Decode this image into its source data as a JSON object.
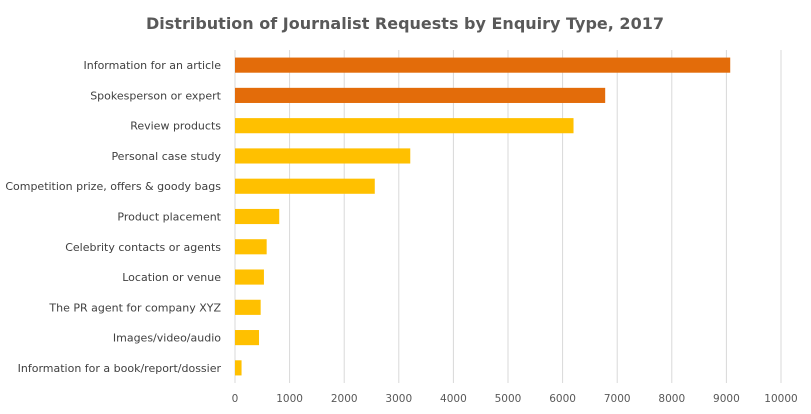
{
  "chart_data": {
    "type": "bar",
    "orientation": "horizontal",
    "title": "Distribution of Journalist Requests by Enquiry Type, 2017",
    "xlabel": "",
    "ylabel": "",
    "xlim": [
      0,
      10000
    ],
    "ticks": [
      "0",
      "1000",
      "2000",
      "3000",
      "4000",
      "5000",
      "6000",
      "7000",
      "8000",
      "9000",
      "10000"
    ],
    "grid": true,
    "categories": [
      "Information for an article",
      "Spokesperson or expert",
      "Review products",
      "Personal case study",
      "Competition prize, offers & goody bags",
      "Product placement",
      "Celebrity contacts or agents",
      "Location or venue",
      "The PR agent for company XYZ",
      "Images/video/audio",
      "Information for a book/report/dossier"
    ],
    "values": [
      9070,
      6780,
      6200,
      3210,
      2560,
      810,
      580,
      530,
      470,
      440,
      120
    ],
    "bar_colors": [
      "#e36c0a",
      "#e36c0a",
      "#ffc000",
      "#ffc000",
      "#ffc000",
      "#ffc000",
      "#ffc000",
      "#ffc000",
      "#ffc000",
      "#ffc000",
      "#ffc000"
    ]
  }
}
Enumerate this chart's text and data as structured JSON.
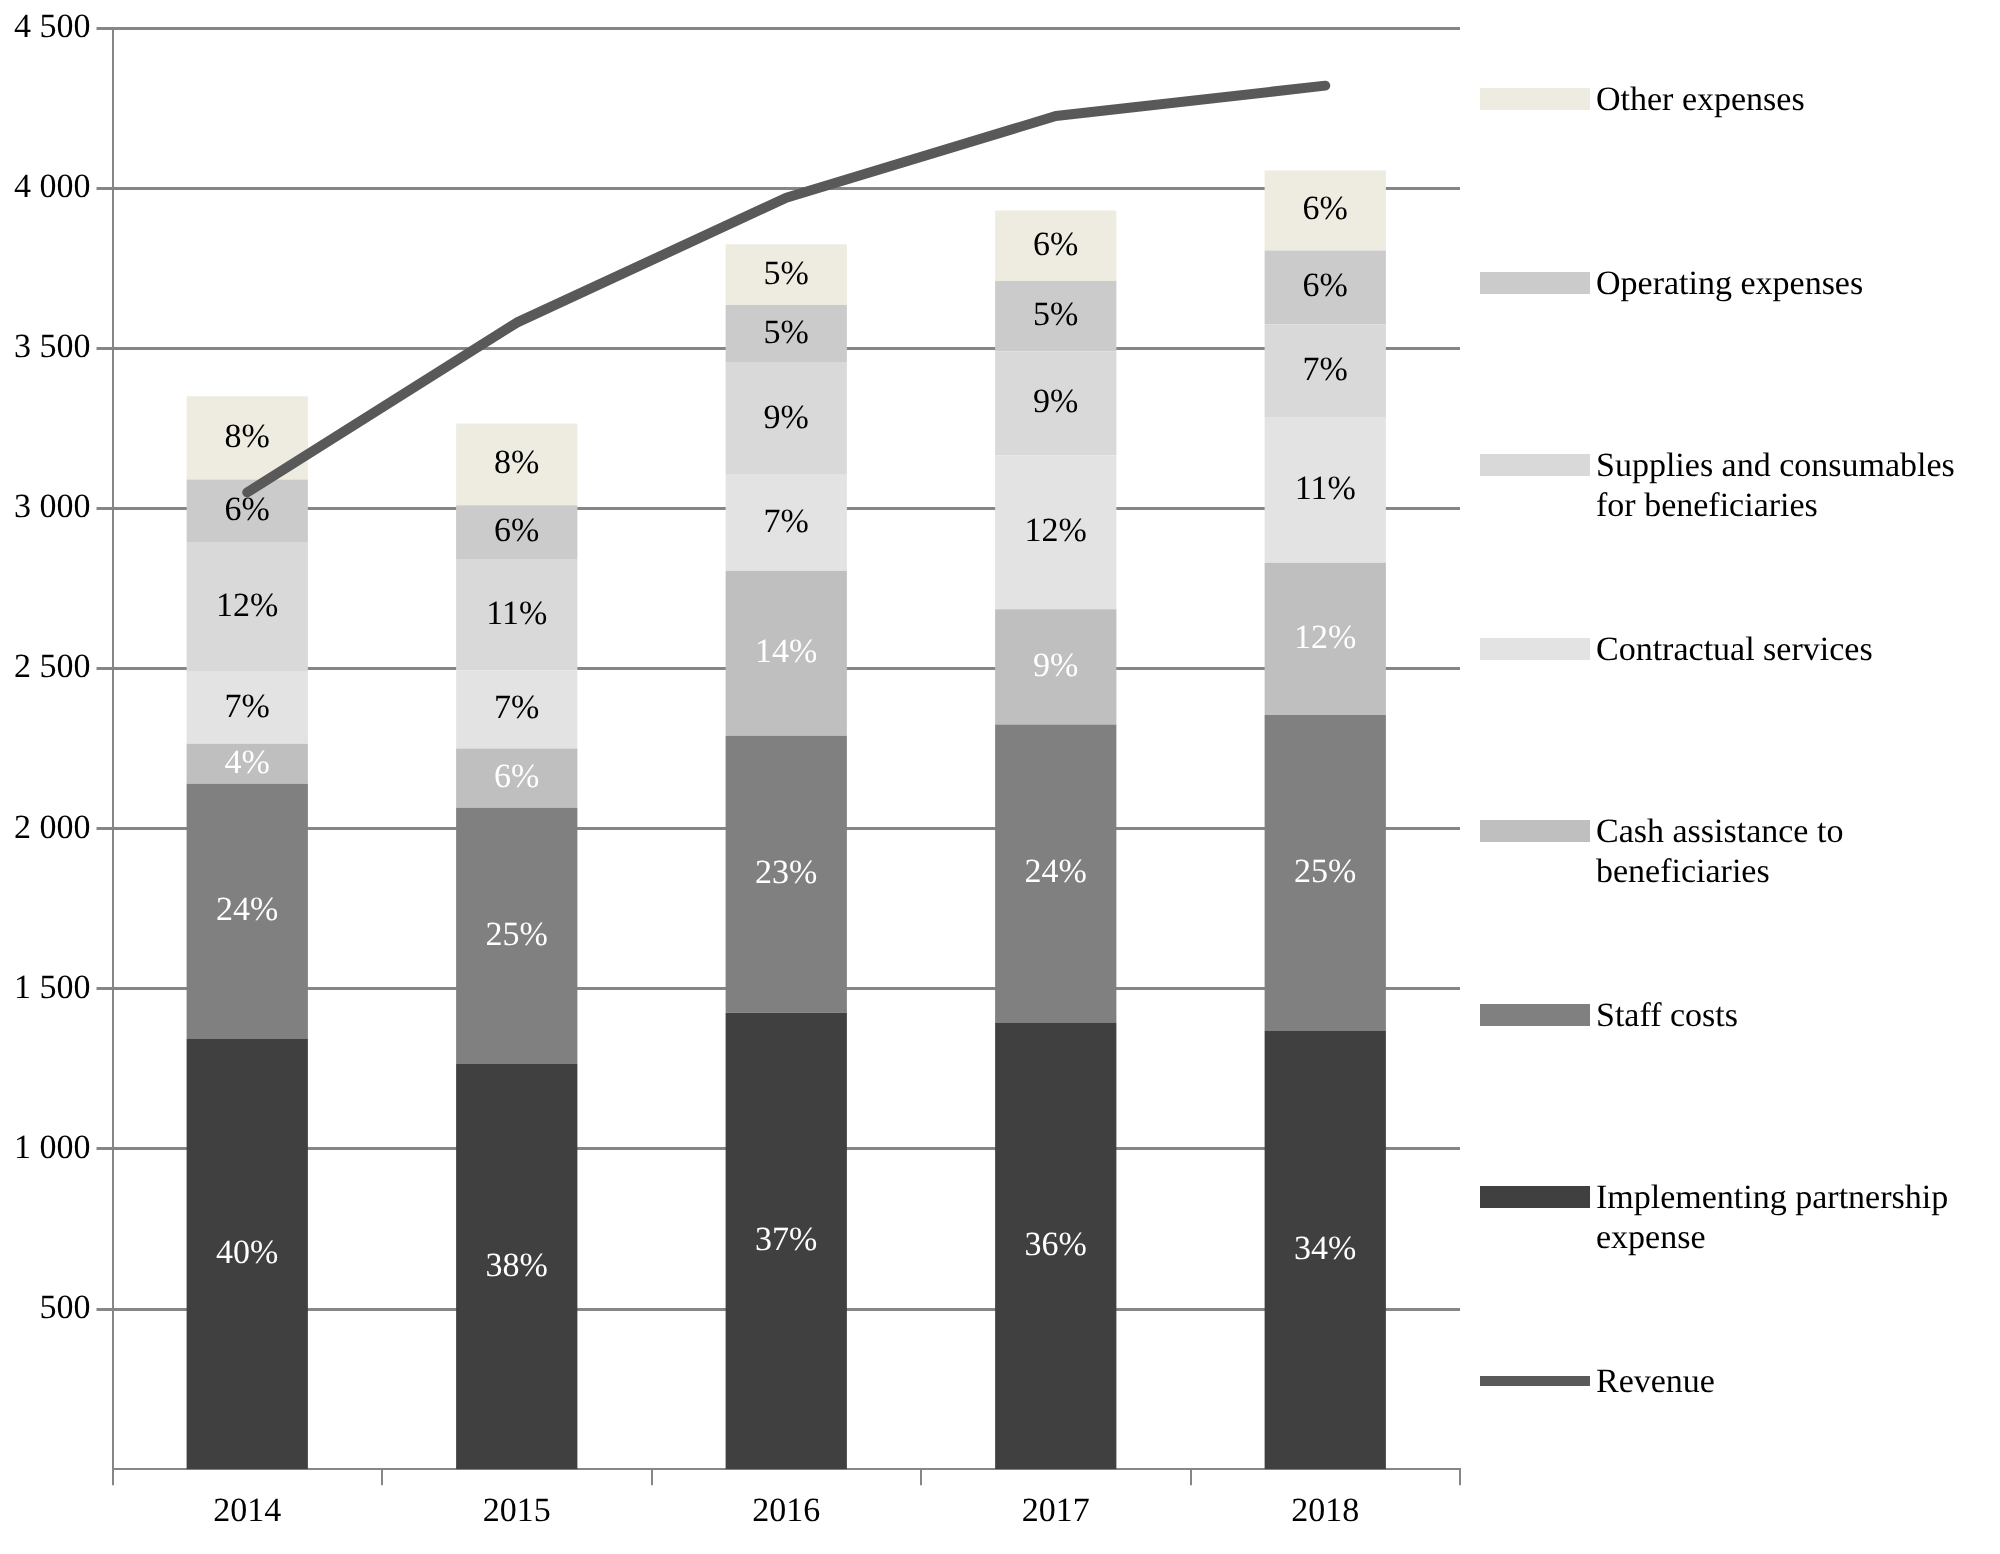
{
  "chart_data": {
    "type": "bar",
    "stacked": true,
    "categories": [
      "2014",
      "2015",
      "2016",
      "2017",
      "2018"
    ],
    "series": [
      {
        "name": "Implementing partnership expense",
        "color": "#404040",
        "values": [
          1345,
          1265,
          1425,
          1395,
          1370
        ]
      },
      {
        "name": "Staff costs",
        "color": "#808080",
        "values": [
          795,
          800,
          865,
          930,
          985
        ]
      },
      {
        "name": "Cash assistance to beneficiaries",
        "color": "#bfbfbf",
        "values": [
          125,
          185,
          515,
          360,
          475
        ]
      },
      {
        "name": "Contractual services",
        "color": "#e3e3e3",
        "values": [
          225,
          245,
          300,
          480,
          455
        ]
      },
      {
        "name": "Supplies and consumables for beneficiaries",
        "color": "#d9d9d9",
        "values": [
          405,
          345,
          350,
          325,
          290
        ]
      },
      {
        "name": "Operating expenses",
        "color": "#cbcbcb",
        "values": [
          195,
          170,
          180,
          220,
          230
        ]
      },
      {
        "name": "Other expenses",
        "color": "#eeece1",
        "values": [
          260,
          255,
          190,
          220,
          250
        ]
      },
      {
        "name": "Revenue",
        "type": "line",
        "color": "#595959",
        "values": [
          3050,
          3580,
          3970,
          4225,
          4320
        ]
      }
    ],
    "annotations": [
      "40%",
      "24%",
      "4%",
      "7%",
      "12%",
      "6%",
      "8%",
      "38%",
      "25%",
      "6%",
      "7%",
      "11%",
      "6%",
      "8%",
      "37%",
      "23%",
      "14%",
      "7%",
      "9%",
      "5%",
      "5%",
      "36%",
      "24%",
      "9%",
      "12%",
      "9%",
      "5%",
      "6%",
      "34%",
      "25%",
      "12%",
      "11%",
      "7%",
      "6%",
      "6%"
    ],
    "ylim": [
      0,
      4500
    ],
    "yticks": [
      {
        "value": 500,
        "label": "500"
      },
      {
        "value": 1000,
        "label": "1 000"
      },
      {
        "value": 1500,
        "label": "1 500"
      },
      {
        "value": 2000,
        "label": "2 000"
      },
      {
        "value": 2500,
        "label": "2 500"
      },
      {
        "value": 3000,
        "label": "3 000"
      },
      {
        "value": 3500,
        "label": "3 500"
      },
      {
        "value": 4000,
        "label": "4 000"
      },
      {
        "value": 4500,
        "label": "4 500"
      }
    ],
    "grid": "y",
    "legend": "right",
    "marker": "none"
  }
}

◇ ◇ ◇ ◇

INSTRUCTIONS TO FOLLOW
Return each line that includes "JSON".

TASK RESPONSE
Decode this image into its source data as a JSON object.
Enumerate this chart's text and data as structured JSON.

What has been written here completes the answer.